Written problem: Return the lines that run from the line containing "Transcribe the text in this document." through the end of the entries, both ends included. Leave out all pictures.

Records to process:

####

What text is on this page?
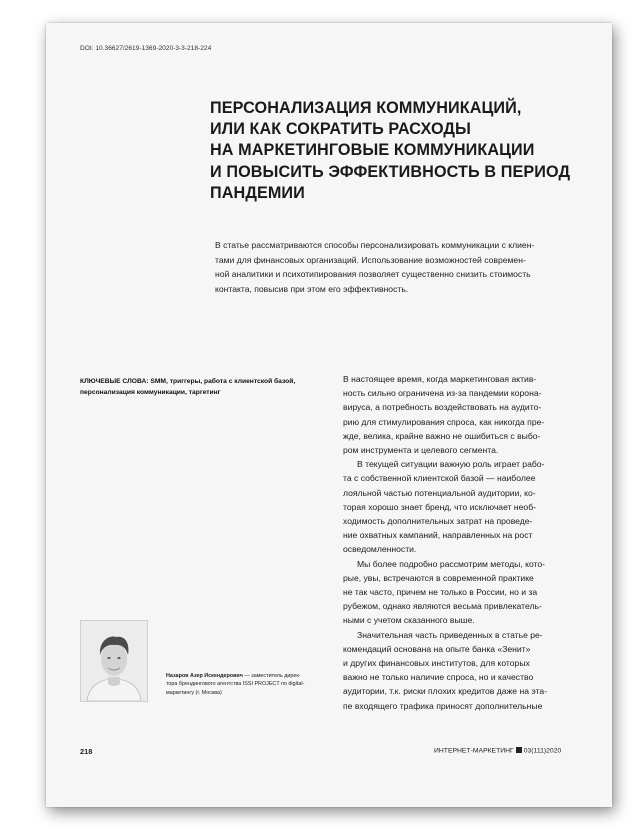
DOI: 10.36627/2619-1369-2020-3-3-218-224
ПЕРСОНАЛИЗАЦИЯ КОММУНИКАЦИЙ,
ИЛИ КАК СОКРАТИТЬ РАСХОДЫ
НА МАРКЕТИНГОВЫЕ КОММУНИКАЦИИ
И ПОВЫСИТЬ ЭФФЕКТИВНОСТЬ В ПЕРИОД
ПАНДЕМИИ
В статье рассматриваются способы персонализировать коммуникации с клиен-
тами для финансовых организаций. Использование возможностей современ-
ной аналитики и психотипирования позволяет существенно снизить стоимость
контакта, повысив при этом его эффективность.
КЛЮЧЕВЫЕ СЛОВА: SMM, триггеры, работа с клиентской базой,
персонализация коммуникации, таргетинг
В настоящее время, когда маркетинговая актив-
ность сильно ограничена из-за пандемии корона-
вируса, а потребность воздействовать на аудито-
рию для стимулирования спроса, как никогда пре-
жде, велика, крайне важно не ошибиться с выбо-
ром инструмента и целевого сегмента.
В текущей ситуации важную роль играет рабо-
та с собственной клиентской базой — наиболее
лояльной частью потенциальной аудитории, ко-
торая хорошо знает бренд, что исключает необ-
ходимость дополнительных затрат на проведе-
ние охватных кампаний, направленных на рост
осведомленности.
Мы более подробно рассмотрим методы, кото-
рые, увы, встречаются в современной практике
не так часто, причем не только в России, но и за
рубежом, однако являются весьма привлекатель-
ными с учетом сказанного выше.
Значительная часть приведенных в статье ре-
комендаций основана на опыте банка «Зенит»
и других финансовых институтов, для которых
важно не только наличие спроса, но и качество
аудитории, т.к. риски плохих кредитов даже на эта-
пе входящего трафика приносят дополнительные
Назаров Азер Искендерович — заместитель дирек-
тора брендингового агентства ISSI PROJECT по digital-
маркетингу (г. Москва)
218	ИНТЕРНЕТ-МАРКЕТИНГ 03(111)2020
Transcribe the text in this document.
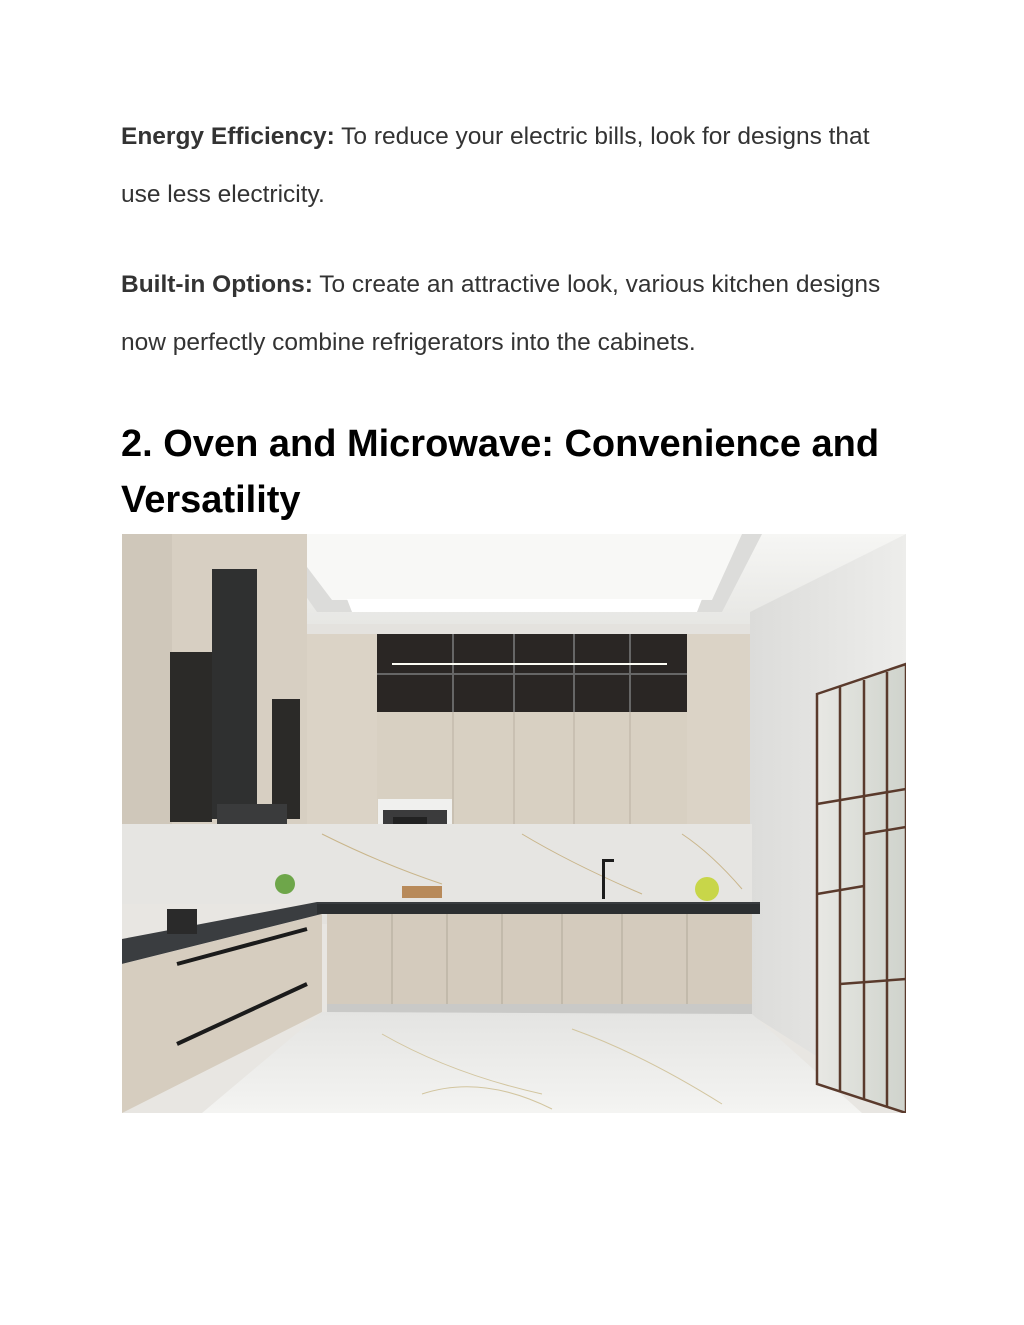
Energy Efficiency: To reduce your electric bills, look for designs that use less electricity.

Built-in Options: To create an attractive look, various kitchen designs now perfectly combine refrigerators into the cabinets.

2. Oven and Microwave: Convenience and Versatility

####

Final answer:
Transcribe the text in this document.
Energy Efficiency: To reduce your electric bills, look for designs that use less electricity.

Built-in Options: To create an attractive look, various kitchen designs now perfectly combine refrigerators into the cabinets.

2. Oven and Microwave: Convenience and Versatility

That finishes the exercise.